## What needs to be done
Find each line with the string "Heart" and report it.
----
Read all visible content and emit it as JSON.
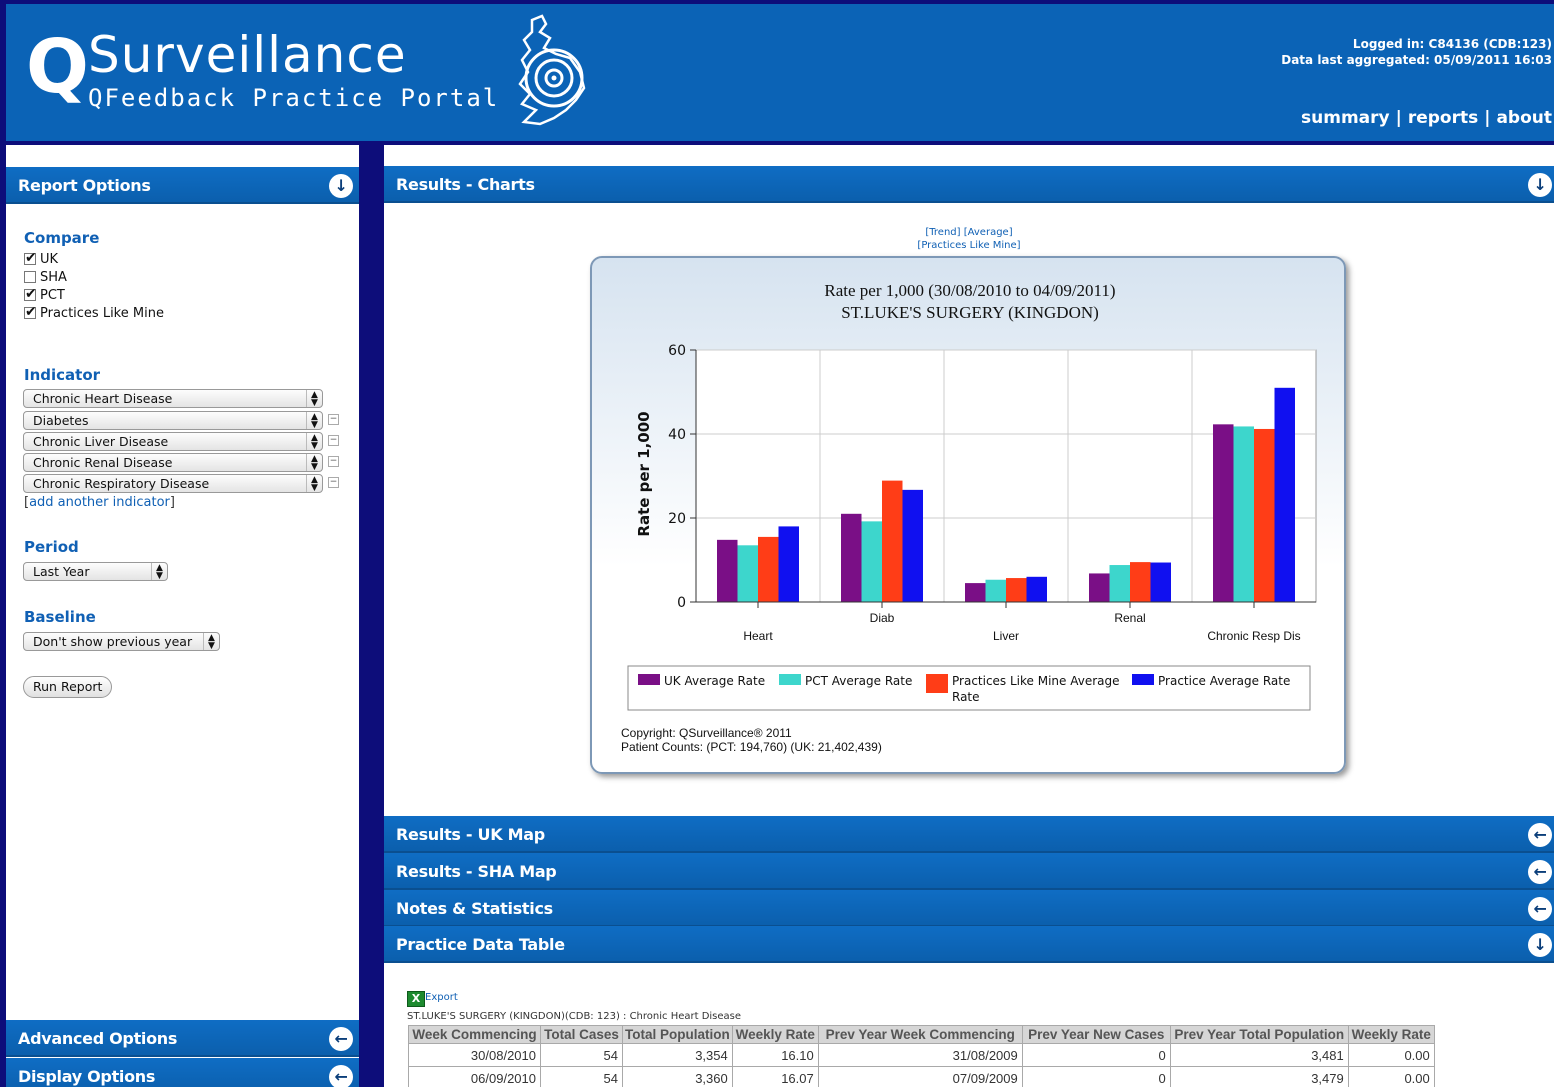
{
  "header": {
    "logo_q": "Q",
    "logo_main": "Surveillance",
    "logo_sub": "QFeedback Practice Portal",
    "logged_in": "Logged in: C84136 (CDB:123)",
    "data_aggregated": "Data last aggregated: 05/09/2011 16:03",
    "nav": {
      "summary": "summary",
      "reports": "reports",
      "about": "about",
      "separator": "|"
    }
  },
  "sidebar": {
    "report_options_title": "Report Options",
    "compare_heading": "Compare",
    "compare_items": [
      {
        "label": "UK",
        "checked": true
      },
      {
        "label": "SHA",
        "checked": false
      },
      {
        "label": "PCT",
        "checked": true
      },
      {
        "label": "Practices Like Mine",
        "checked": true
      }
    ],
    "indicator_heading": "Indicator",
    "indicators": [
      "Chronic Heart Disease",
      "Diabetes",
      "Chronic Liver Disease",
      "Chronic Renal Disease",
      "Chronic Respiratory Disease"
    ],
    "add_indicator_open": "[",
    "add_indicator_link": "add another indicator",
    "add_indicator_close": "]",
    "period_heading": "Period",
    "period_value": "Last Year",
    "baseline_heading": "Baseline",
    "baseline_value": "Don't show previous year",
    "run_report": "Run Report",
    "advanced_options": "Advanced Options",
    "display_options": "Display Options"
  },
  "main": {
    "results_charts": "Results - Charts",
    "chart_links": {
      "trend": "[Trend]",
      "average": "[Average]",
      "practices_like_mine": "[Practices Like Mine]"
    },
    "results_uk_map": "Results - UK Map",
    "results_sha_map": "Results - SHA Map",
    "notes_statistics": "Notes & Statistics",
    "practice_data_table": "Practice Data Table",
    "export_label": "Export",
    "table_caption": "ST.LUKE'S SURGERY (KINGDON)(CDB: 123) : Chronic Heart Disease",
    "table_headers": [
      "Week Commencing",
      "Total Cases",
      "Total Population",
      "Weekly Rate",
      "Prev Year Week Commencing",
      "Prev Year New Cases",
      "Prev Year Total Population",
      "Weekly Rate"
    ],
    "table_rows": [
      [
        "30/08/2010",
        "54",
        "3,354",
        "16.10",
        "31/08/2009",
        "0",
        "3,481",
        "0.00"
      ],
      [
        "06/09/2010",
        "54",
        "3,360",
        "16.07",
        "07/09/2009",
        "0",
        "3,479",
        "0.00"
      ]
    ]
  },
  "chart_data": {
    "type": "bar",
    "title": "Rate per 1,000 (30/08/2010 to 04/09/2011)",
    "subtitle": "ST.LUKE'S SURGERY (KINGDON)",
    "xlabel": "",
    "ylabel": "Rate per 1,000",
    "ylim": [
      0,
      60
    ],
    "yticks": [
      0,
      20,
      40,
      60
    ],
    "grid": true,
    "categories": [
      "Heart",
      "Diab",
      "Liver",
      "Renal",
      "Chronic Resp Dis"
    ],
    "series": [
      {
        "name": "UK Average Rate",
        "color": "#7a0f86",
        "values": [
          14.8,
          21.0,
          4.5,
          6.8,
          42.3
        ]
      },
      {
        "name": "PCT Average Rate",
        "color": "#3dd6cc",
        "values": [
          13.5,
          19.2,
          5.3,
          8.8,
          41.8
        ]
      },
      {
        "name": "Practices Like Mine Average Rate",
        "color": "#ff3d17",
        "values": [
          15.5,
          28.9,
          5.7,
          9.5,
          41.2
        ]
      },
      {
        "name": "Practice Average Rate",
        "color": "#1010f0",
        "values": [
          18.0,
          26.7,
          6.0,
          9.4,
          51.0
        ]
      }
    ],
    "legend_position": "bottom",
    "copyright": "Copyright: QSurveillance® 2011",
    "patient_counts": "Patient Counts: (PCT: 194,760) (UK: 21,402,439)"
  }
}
----
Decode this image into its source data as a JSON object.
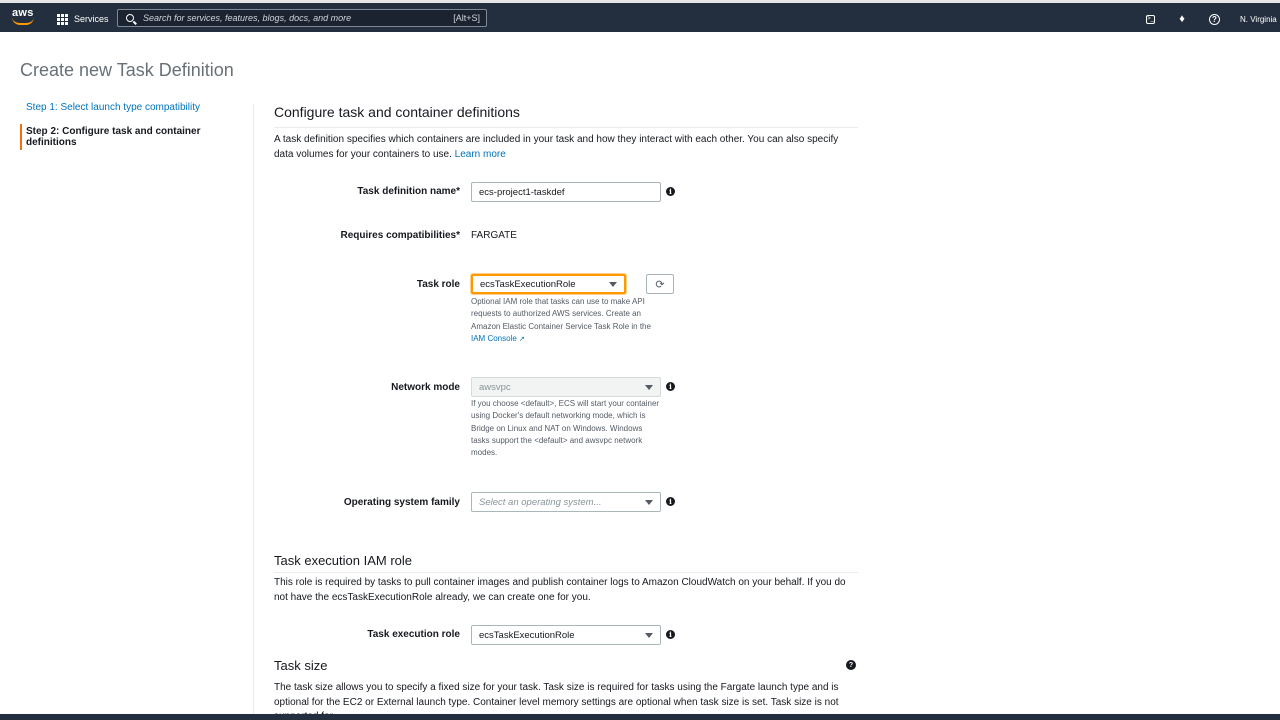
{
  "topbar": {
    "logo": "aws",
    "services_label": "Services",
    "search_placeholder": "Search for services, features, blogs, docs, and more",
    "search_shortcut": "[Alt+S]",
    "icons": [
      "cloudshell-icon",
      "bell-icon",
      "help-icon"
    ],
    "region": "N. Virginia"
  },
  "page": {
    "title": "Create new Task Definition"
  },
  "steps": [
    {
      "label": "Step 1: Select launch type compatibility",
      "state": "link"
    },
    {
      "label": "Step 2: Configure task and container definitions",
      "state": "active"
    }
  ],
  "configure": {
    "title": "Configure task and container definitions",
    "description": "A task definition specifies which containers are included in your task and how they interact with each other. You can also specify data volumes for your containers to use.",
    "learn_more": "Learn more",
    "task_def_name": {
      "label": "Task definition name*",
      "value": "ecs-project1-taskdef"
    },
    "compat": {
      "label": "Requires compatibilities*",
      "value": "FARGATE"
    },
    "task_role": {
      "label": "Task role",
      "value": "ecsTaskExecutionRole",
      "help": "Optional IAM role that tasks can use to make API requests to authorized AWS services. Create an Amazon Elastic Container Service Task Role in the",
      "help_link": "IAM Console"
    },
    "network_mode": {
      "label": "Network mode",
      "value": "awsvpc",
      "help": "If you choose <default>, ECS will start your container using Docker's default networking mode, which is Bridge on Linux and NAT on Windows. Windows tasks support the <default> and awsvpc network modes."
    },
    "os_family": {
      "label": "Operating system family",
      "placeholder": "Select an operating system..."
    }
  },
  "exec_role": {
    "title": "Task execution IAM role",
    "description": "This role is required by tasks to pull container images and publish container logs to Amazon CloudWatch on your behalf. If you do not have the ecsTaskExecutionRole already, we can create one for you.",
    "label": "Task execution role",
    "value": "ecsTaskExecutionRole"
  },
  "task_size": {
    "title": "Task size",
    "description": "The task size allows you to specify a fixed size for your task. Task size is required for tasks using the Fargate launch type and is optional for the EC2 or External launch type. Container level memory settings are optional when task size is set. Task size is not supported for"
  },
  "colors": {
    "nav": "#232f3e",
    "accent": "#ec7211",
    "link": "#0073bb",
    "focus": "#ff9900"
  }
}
----
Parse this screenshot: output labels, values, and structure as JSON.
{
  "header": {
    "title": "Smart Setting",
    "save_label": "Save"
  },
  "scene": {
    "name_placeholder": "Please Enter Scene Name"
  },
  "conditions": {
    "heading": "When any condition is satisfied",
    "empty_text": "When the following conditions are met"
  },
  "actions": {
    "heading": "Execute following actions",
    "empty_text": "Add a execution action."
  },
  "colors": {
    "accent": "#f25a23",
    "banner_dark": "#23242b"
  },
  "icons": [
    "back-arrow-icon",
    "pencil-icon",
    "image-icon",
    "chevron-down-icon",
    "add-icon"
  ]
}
----
## Exercise response
      "Chronic Heart Disease",
    "table_caption": "ST.LUKE'S SURGERY (KINGDON)(CDB: 123) : Chronic Heart Disease",
      "Heart",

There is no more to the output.